◆ What is being asked
Pictures are not part of the copy; repeat everything else in the records exactly.
━━ Provided records
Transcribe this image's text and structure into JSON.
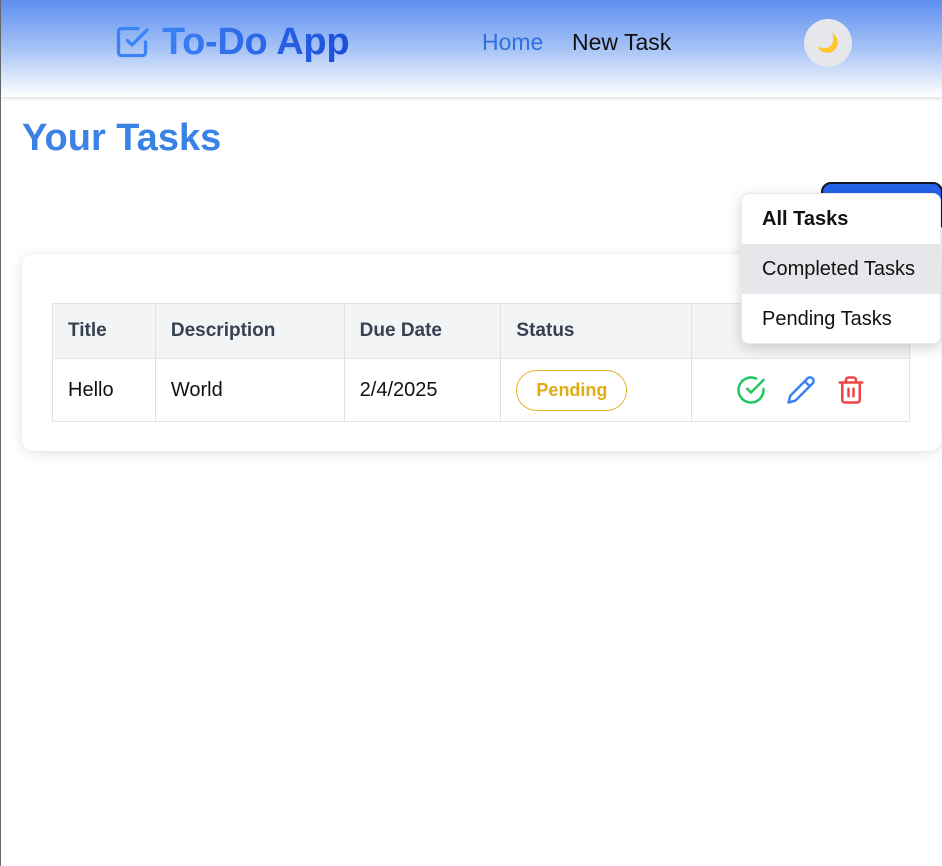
{
  "header": {
    "brand_title": "To-Do App",
    "brand_icon": "checkbox-icon",
    "nav": [
      {
        "label": "Home",
        "active": true
      },
      {
        "label": "New Task",
        "active": false
      }
    ],
    "theme_toggle_icon": "🌙"
  },
  "main": {
    "title": "Your Tasks",
    "filter_menu": {
      "items": [
        {
          "label": "All Tasks",
          "selected": true
        },
        {
          "label": "Completed Tasks",
          "hovered": true
        },
        {
          "label": "Pending Tasks"
        }
      ]
    },
    "table": {
      "columns": [
        "Title",
        "Description",
        "Due Date",
        "Status",
        ""
      ],
      "rows": [
        {
          "title": "Hello",
          "description": "World",
          "due_date": "2/4/2025",
          "status": "Pending",
          "actions": [
            "check-circle-icon",
            "pencil-icon",
            "trash-icon"
          ]
        }
      ]
    }
  },
  "colors": {
    "accent": "#3b82f6",
    "pending": "#eab308",
    "complete": "#22c55e",
    "delete": "#ef4444"
  }
}
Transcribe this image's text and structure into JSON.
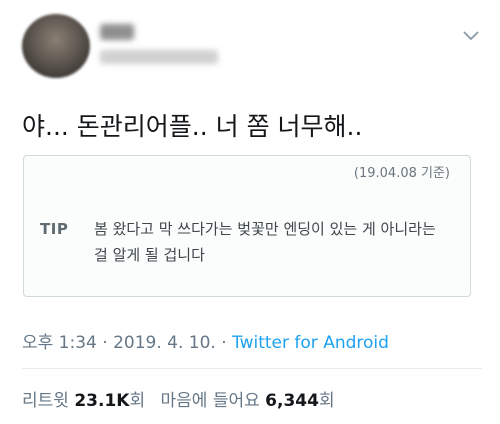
{
  "tweet": {
    "text": "야... 돈관리어플.. 너 쫌 너무해..",
    "card": {
      "date": "(19.04.08 기준)",
      "tip_label": "TIP",
      "body": "봄 왔다고 막 쓰다가는 벚꽃만 엔딩이 있는 게 아니라는 걸 알게 될 겁니다"
    },
    "meta": {
      "time": "오후 1:34",
      "sep1": " · ",
      "date": "2019. 4. 10.",
      "sep2": " · ",
      "source": "Twitter for Android"
    },
    "stats": {
      "retweets_label": "리트윗",
      "retweets_count": "23.1K",
      "retweets_unit": "회",
      "likes_label": "마음에 들어요",
      "likes_count": "6,344",
      "likes_unit": "회"
    }
  },
  "icons": {
    "menu": "chevron-down-icon"
  },
  "colors": {
    "link": "#1da1f2",
    "meta": "#657786",
    "text": "#14171a"
  }
}
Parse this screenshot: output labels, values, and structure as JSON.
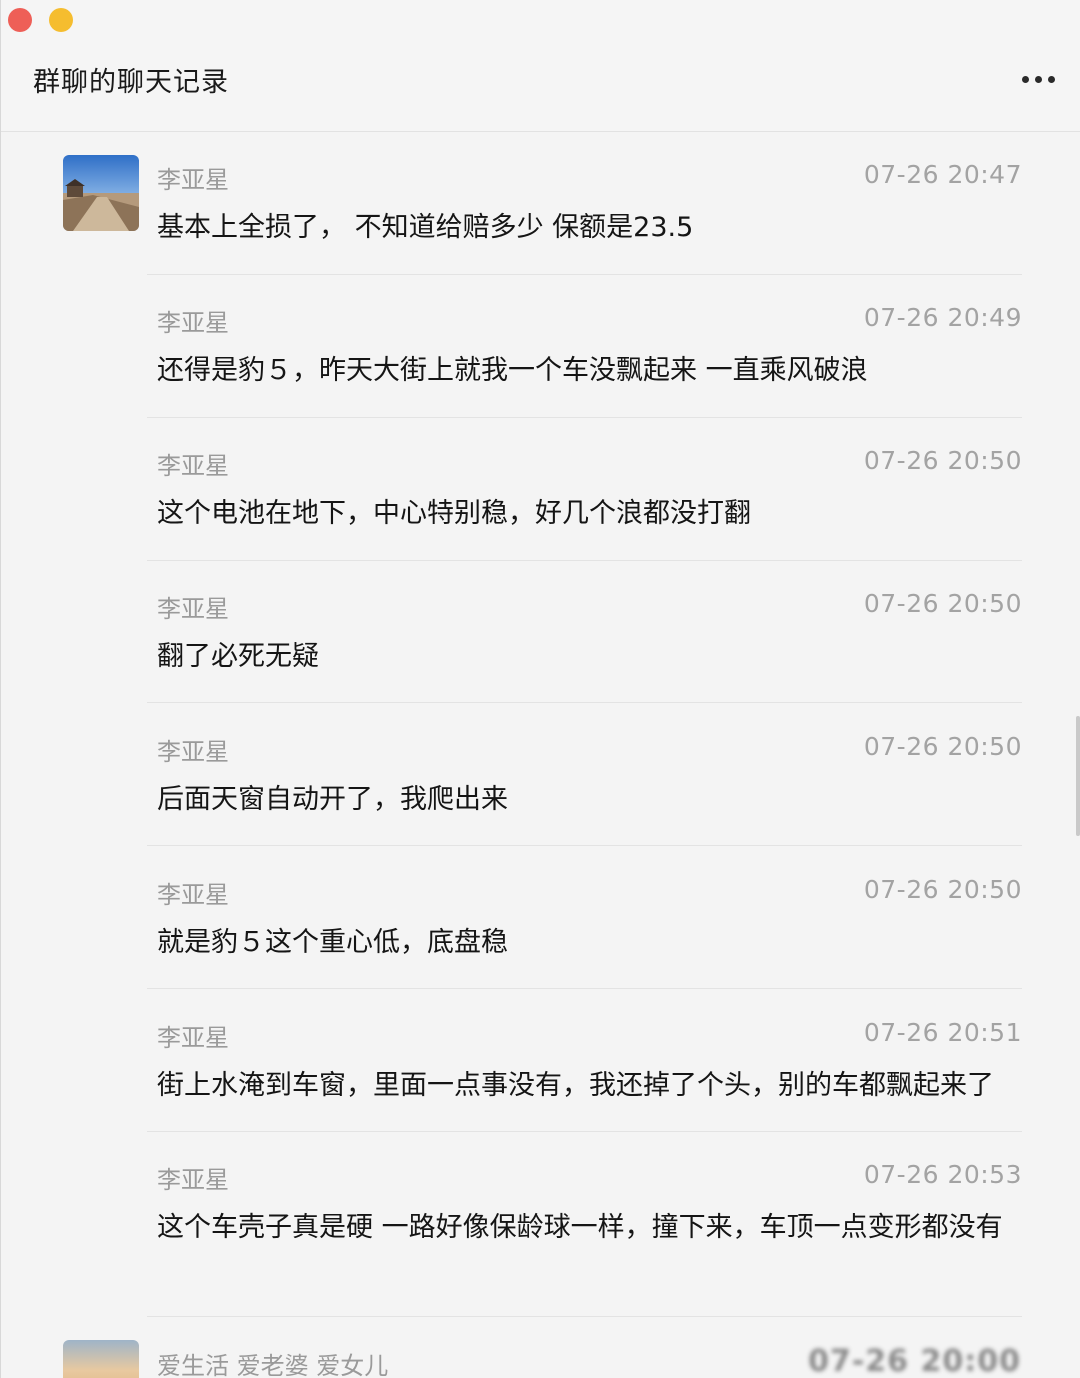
{
  "window": {
    "title": "群聊的聊天记录"
  },
  "messages": [
    {
      "sender": "李亚星",
      "time": "07-26 20:47",
      "text": "基本上全损了， 不知道给赔多少 保额是23.5",
      "avatar": "city-wall-photo"
    },
    {
      "sender": "李亚星",
      "time": "07-26 20:49",
      "text": "还得是豹５，昨天大街上就我一个车没飘起来  一直乘风破浪"
    },
    {
      "sender": "李亚星",
      "time": "07-26 20:50",
      "text": "这个电池在地下，中心特别稳，好几个浪都没打翻"
    },
    {
      "sender": "李亚星",
      "time": "07-26 20:50",
      "text": "翻了必死无疑"
    },
    {
      "sender": "李亚星",
      "time": "07-26 20:50",
      "text": "后面天窗自动开了，我爬出来"
    },
    {
      "sender": "李亚星",
      "time": "07-26 20:50",
      "text": "就是豹５这个重心低，底盘稳"
    },
    {
      "sender": "李亚星",
      "time": "07-26 20:51",
      "text": "街上水淹到车窗，里面一点事没有，我还掉了个头，别的车都飘起来了"
    },
    {
      "sender": "李亚星",
      "time": "07-26 20:53",
      "text": "这个车壳子真是硬 一路好像保龄球一样，撞下来，车顶一点变形都没有"
    },
    {
      "sender": "爱生活 爱老婆  爱女儿",
      "time": "07-26 20:00",
      "text": "",
      "avatar": "sunset-photo"
    }
  ],
  "colors": {
    "close": "#ee5f57",
    "minimize": "#f5bd2f",
    "background": "#f4f4f4"
  },
  "icons": {
    "menu": "more-dots-icon"
  }
}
━━━━
◆ Finished exercise
Transcribe this image's text and structure into JSON.
{
  "header": {
    "brand_title": "To-Do App",
    "brand_icon": "checkbox-icon",
    "nav": [
      {
        "label": "Home",
        "active": true
      },
      {
        "label": "New Task",
        "active": false
      }
    ],
    "theme_toggle_icon": "🌙"
  },
  "main": {
    "title": "Your Tasks",
    "filter_menu": {
      "items": [
        {
          "label": "All Tasks",
          "selected": true
        },
        {
          "label": "Completed Tasks",
          "hovered": true
        },
        {
          "label": "Pending Tasks"
        }
      ]
    },
    "table": {
      "columns": [
        "Title",
        "Description",
        "Due Date",
        "Status",
        ""
      ],
      "rows": [
        {
          "title": "Hello",
          "description": "World",
          "due_date": "2/4/2025",
          "status": "Pending",
          "actions": [
            "check-circle-icon",
            "pencil-icon",
            "trash-icon"
          ]
        }
      ]
    }
  },
  "colors": {
    "accent": "#3b82f6",
    "pending": "#eab308",
    "complete": "#22c55e",
    "delete": "#ef4444"
  }
}
Transcribe this image's text and structure into JSON.
{
  "tweet": {
    "text": "야... 돈관리어플.. 너 쫌 너무해..",
    "card": {
      "date": "(19.04.08 기준)",
      "tip_label": "TIP",
      "body": "봄 왔다고 막 쓰다가는 벚꽃만 엔딩이 있는 게 아니라는 걸 알게 될 겁니다"
    },
    "meta": {
      "time": "오후 1:34",
      "sep1": " · ",
      "date": "2019. 4. 10.",
      "sep2": " · ",
      "source": "Twitter for Android"
    },
    "stats": {
      "retweets_label": "리트윗",
      "retweets_count": "23.1K",
      "retweets_unit": "회",
      "likes_label": "마음에 들어요",
      "likes_count": "6,344",
      "likes_unit": "회"
    }
  },
  "icons": {
    "menu": "chevron-down-icon"
  },
  "colors": {
    "link": "#1da1f2",
    "meta": "#657786",
    "text": "#14171a"
  }
}
Parse this screenshot: output labels, values, and structure as JSON.
{
  "window": {
    "title": "群聊的聊天记录"
  },
  "messages": [
    {
      "sender": "李亚星",
      "time": "07-26 20:47",
      "text": "基本上全损了， 不知道给赔多少 保额是23.5",
      "avatar": "city-wall-photo"
    },
    {
      "sender": "李亚星",
      "time": "07-26 20:49",
      "text": "还得是豹５，昨天大街上就我一个车没飘起来  一直乘风破浪"
    },
    {
      "sender": "李亚星",
      "time": "07-26 20:50",
      "text": "这个电池在地下，中心特别稳，好几个浪都没打翻"
    },
    {
      "sender": "李亚星",
      "time": "07-26 20:50",
      "text": "翻了必死无疑"
    },
    {
      "sender": "李亚星",
      "time": "07-26 20:50",
      "text": "后面天窗自动开了，我爬出来"
    },
    {
      "sender": "李亚星",
      "time": "07-26 20:50",
      "text": "就是豹５这个重心低，底盘稳"
    },
    {
      "sender": "李亚星",
      "time": "07-26 20:51",
      "text": "街上水淹到车窗，里面一点事没有，我还掉了个头，别的车都飘起来了"
    },
    {
      "sender": "李亚星",
      "time": "07-26 20:53",
      "text": "这个车壳子真是硬 一路好像保龄球一样，撞下来，车顶一点变形都没有"
    },
    {
      "sender": "爱生活 爱老婆  爱女儿",
      "time": "07-26 20:00",
      "text": "",
      "avatar": "sunset-photo"
    }
  ],
  "colors": {
    "close": "#ee5f57",
    "minimize": "#f5bd2f",
    "background": "#f4f4f4"
  },
  "icons": {
    "menu": "more-dots-icon"
  }
}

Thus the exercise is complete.